Work to complete — Set down every entry again word for word, please, but skip the pictures.

— BEGIN —

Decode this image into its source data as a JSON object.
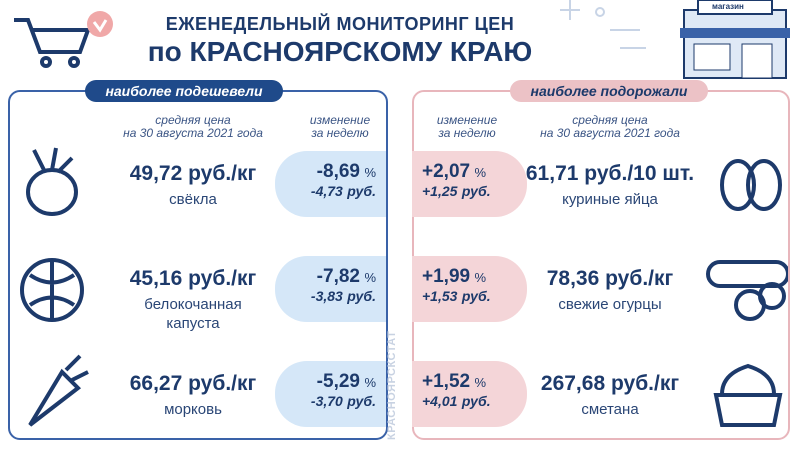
{
  "header": {
    "title_line1": "ЕЖЕНЕДЕЛЬНЫЙ МОНИТОРИНГ ЦЕН",
    "title_line2": "по КРАСНОЯРСКОМУ КРАЮ",
    "shop_sign": "магазин"
  },
  "side_label": "КРАСНОЯРСКСТАТ",
  "left": {
    "heading": "наиболее подешевели",
    "col_price": [
      "средняя цена",
      "на 30 августа 2021 года"
    ],
    "col_change": [
      "изменение",
      "за неделю"
    ],
    "items": [
      {
        "price": "49,72",
        "unit": "руб./кг",
        "name": [
          "свёкла"
        ],
        "pct": "-8,69",
        "pct_unit": "%",
        "abs": "-4,73",
        "abs_unit": "руб."
      },
      {
        "price": "45,16",
        "unit": "руб./кг",
        "name": [
          "белокочанная",
          "капуста"
        ],
        "pct": "-7,82",
        "pct_unit": "%",
        "abs": "-3,83",
        "abs_unit": "руб."
      },
      {
        "price": "66,27",
        "unit": "руб./кг",
        "name": [
          "морковь"
        ],
        "pct": "-5,29",
        "pct_unit": "%",
        "abs": "-3,70",
        "abs_unit": "руб."
      }
    ]
  },
  "right": {
    "heading": "наиболее подорожали",
    "col_price": [
      "средняя цена",
      "на 30 августа 2021 года"
    ],
    "col_change": [
      "изменение",
      "за неделю"
    ],
    "items": [
      {
        "price": "61,71",
        "unit": "руб./10 шт.",
        "name": [
          "куриные яйца"
        ],
        "pct": "+2,07",
        "pct_unit": "%",
        "abs": "+1,25",
        "abs_unit": "руб."
      },
      {
        "price": "78,36",
        "unit": "руб./кг",
        "name": [
          "свежие огурцы"
        ],
        "pct": "+1,99",
        "pct_unit": "%",
        "abs": "+1,53",
        "abs_unit": "руб."
      },
      {
        "price": "267,68",
        "unit": "руб./кг",
        "name": [
          "сметана"
        ],
        "pct": "+1,52",
        "pct_unit": "%",
        "abs": "+4,01",
        "abs_unit": "руб."
      }
    ]
  }
}
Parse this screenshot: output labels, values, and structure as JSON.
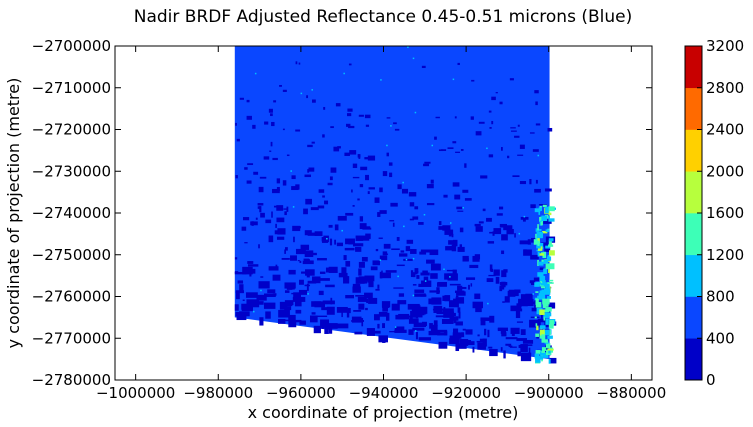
{
  "chart_data": {
    "type": "heatmap",
    "title": "Nadir BRDF Adjusted Reflectance 0.45-0.51 microns (Blue)",
    "xlabel": "x coordinate of projection (metre)",
    "ylabel": "y coordinate of projection (metre)",
    "xlim": [
      -1005000,
      -875000
    ],
    "ylim": [
      -2780000,
      -2700000
    ],
    "x_ticks": [
      -1000000,
      -980000,
      -960000,
      -940000,
      -920000,
      -900000,
      -880000
    ],
    "x_tick_labels": [
      "−1000000",
      "−980000",
      "−960000",
      "−940000",
      "−920000",
      "−900000",
      "−880000"
    ],
    "y_ticks": [
      -2700000,
      -2710000,
      -2720000,
      -2730000,
      -2740000,
      -2750000,
      -2760000,
      -2770000,
      -2780000
    ],
    "y_tick_labels": [
      "−2700000",
      "−2710000",
      "−2720000",
      "−2730000",
      "−2740000",
      "−2750000",
      "−2760000",
      "−2770000",
      "−2780000"
    ],
    "grid": false,
    "colorbar": {
      "levels": [
        0,
        400,
        800,
        1200,
        1600,
        2000,
        2400,
        2800,
        3200
      ],
      "tick_labels": [
        "0",
        "400",
        "800",
        "1200",
        "1600",
        "2000",
        "2400",
        "2800",
        "3200"
      ],
      "colors": [
        "#0000c8",
        "#0a47ff",
        "#00c0ff",
        "#3dffb7",
        "#b7ff3d",
        "#ffd000",
        "#ff6a00",
        "#c80000"
      ]
    },
    "data_extent": {
      "x_min": -976000,
      "x_max": -899800,
      "y_top": -2700000,
      "y_bottom_left": -2765000,
      "y_bottom_right": -2775000
    },
    "dominant_value_class": "400-800",
    "background_color": "#0a47ff"
  }
}
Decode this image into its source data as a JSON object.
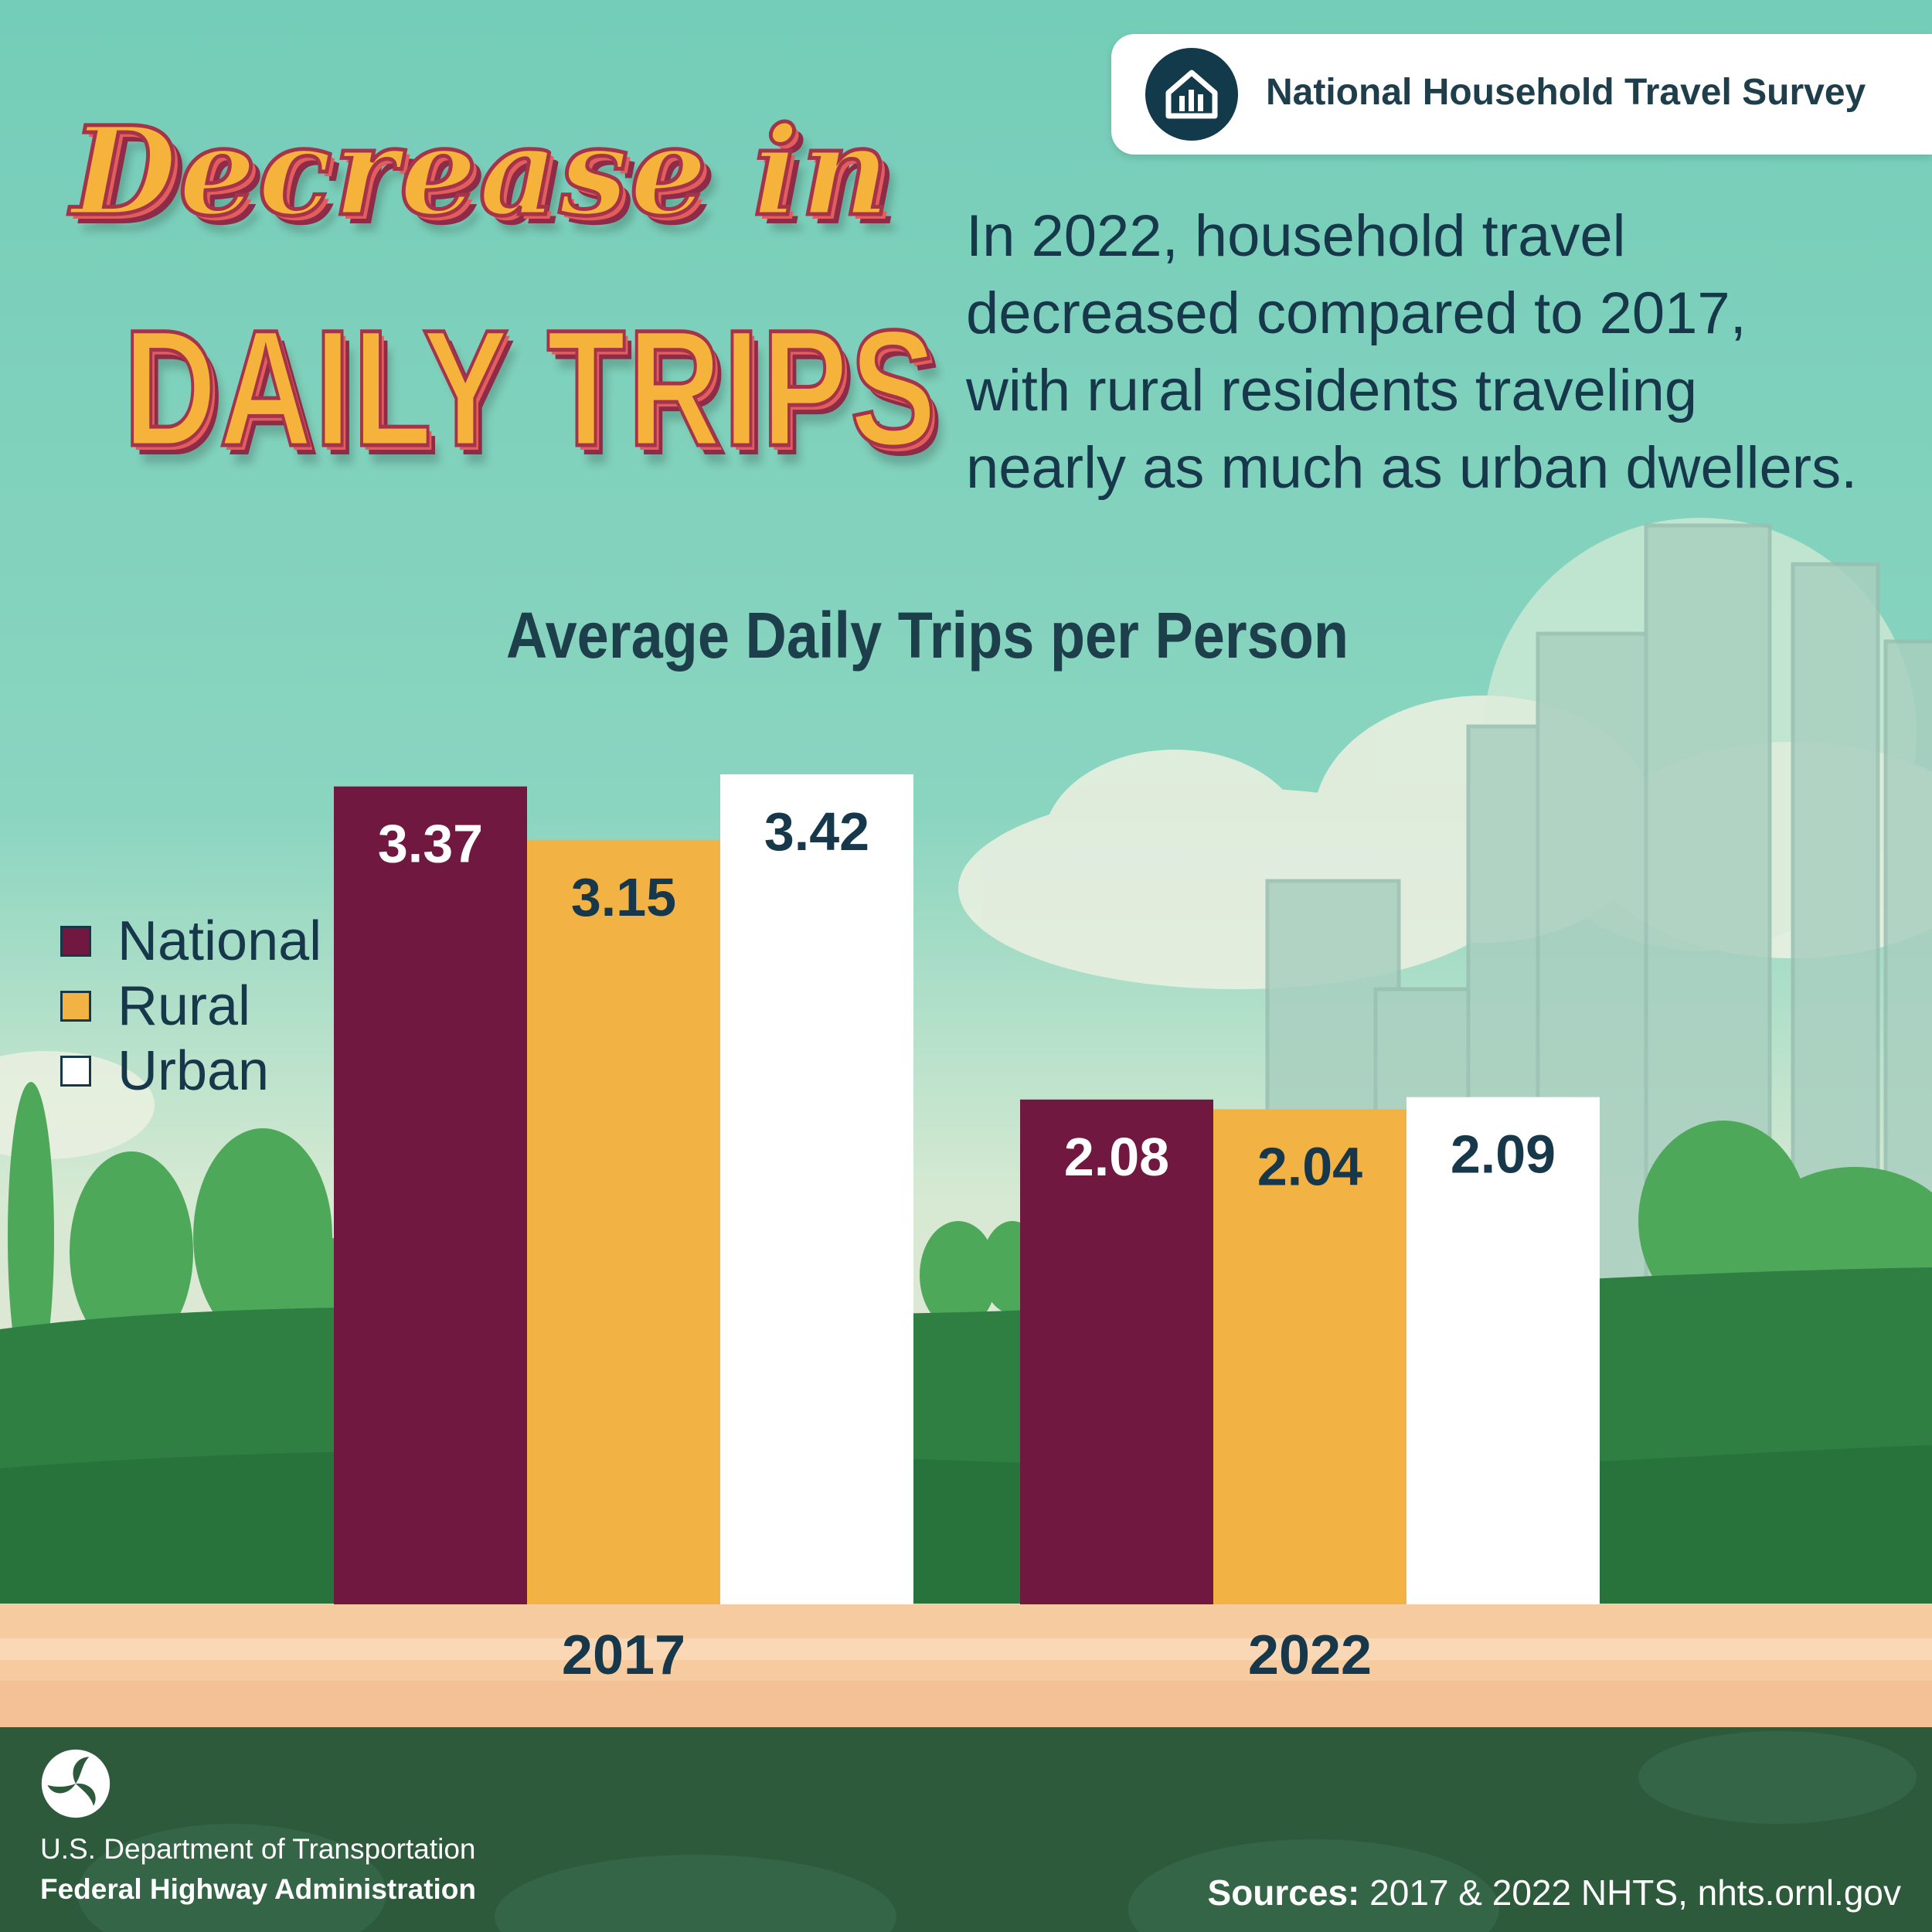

— END —

Output of the exercise —
Decode this image into its source data as a JSON object.
{
  "header": {
    "title_line1": "ЕЖЕНЕДЕЛЬНЫЙ МОНИТОРИНГ ЦЕН",
    "title_line2": "по КРАСНОЯРСКОМУ КРАЮ",
    "shop_sign": "магазин"
  },
  "side_label": "КРАСНОЯРСКСТАТ",
  "left": {
    "heading": "наиболее подешевели",
    "col_price": [
      "средняя цена",
      "на 30 августа 2021 года"
    ],
    "col_change": [
      "изменение",
      "за неделю"
    ],
    "items": [
      {
        "price": "49,72",
        "unit": "руб./кг",
        "name": [
          "свёкла"
        ],
        "pct": "-8,69",
        "pct_unit": "%",
        "abs": "-4,73",
        "abs_unit": "руб."
      },
      {
        "price": "45,16",
        "unit": "руб./кг",
        "name": [
          "белокочанная",
          "капуста"
        ],
        "pct": "-7,82",
        "pct_unit": "%",
        "abs": "-3,83",
        "abs_unit": "руб."
      },
      {
        "price": "66,27",
        "unit": "руб./кг",
        "name": [
          "морковь"
        ],
        "pct": "-5,29",
        "pct_unit": "%",
        "abs": "-3,70",
        "abs_unit": "руб."
      }
    ]
  },
  "right": {
    "heading": "наиболее подорожали",
    "col_price": [
      "средняя цена",
      "на 30 августа 2021 года"
    ],
    "col_change": [
      "изменение",
      "за неделю"
    ],
    "items": [
      {
        "price": "61,71",
        "unit": "руб./10 шт.",
        "name": [
          "куриные яйца"
        ],
        "pct": "+2,07",
        "pct_unit": "%",
        "abs": "+1,25",
        "abs_unit": "руб."
      },
      {
        "price": "78,36",
        "unit": "руб./кг",
        "name": [
          "свежие огурцы"
        ],
        "pct": "+1,99",
        "pct_unit": "%",
        "abs": "+1,53",
        "abs_unit": "руб."
      },
      {
        "price": "267,68",
        "unit": "руб./кг",
        "name": [
          "сметана"
        ],
        "pct": "+1,52",
        "pct_unit": "%",
        "abs": "+4,01",
        "abs_unit": "руб."
      }
    ]
  }
}
Parse this screenshot: output labels, values, and structure as JSON.
{
  "chart_data": {
    "type": "heatmap",
    "title": "Nadir BRDF Adjusted Reflectance 0.45-0.51 microns (Blue)",
    "xlabel": "x coordinate of projection (metre)",
    "ylabel": "y coordinate of projection (metre)",
    "xlim": [
      -1005000,
      -875000
    ],
    "ylim": [
      -2780000,
      -2700000
    ],
    "x_ticks": [
      -1000000,
      -980000,
      -960000,
      -940000,
      -920000,
      -900000,
      -880000
    ],
    "x_tick_labels": [
      "−1000000",
      "−980000",
      "−960000",
      "−940000",
      "−920000",
      "−900000",
      "−880000"
    ],
    "y_ticks": [
      -2700000,
      -2710000,
      -2720000,
      -2730000,
      -2740000,
      -2750000,
      -2760000,
      -2770000,
      -2780000
    ],
    "y_tick_labels": [
      "−2700000",
      "−2710000",
      "−2720000",
      "−2730000",
      "−2740000",
      "−2750000",
      "−2760000",
      "−2770000",
      "−2780000"
    ],
    "grid": false,
    "colorbar": {
      "levels": [
        0,
        400,
        800,
        1200,
        1600,
        2000,
        2400,
        2800,
        3200
      ],
      "tick_labels": [
        "0",
        "400",
        "800",
        "1200",
        "1600",
        "2000",
        "2400",
        "2800",
        "3200"
      ],
      "colors": [
        "#0000c8",
        "#0a47ff",
        "#00c0ff",
        "#3dffb7",
        "#b7ff3d",
        "#ffd000",
        "#ff6a00",
        "#c80000"
      ]
    },
    "data_extent": {
      "x_min": -976000,
      "x_max": -899800,
      "y_top": -2700000,
      "y_bottom_left": -2765000,
      "y_bottom_right": -2775000
    },
    "dominant_value_class": "400-800",
    "background_color": "#0a47ff"
  }
}
Decode this image into its source data as a JSON object.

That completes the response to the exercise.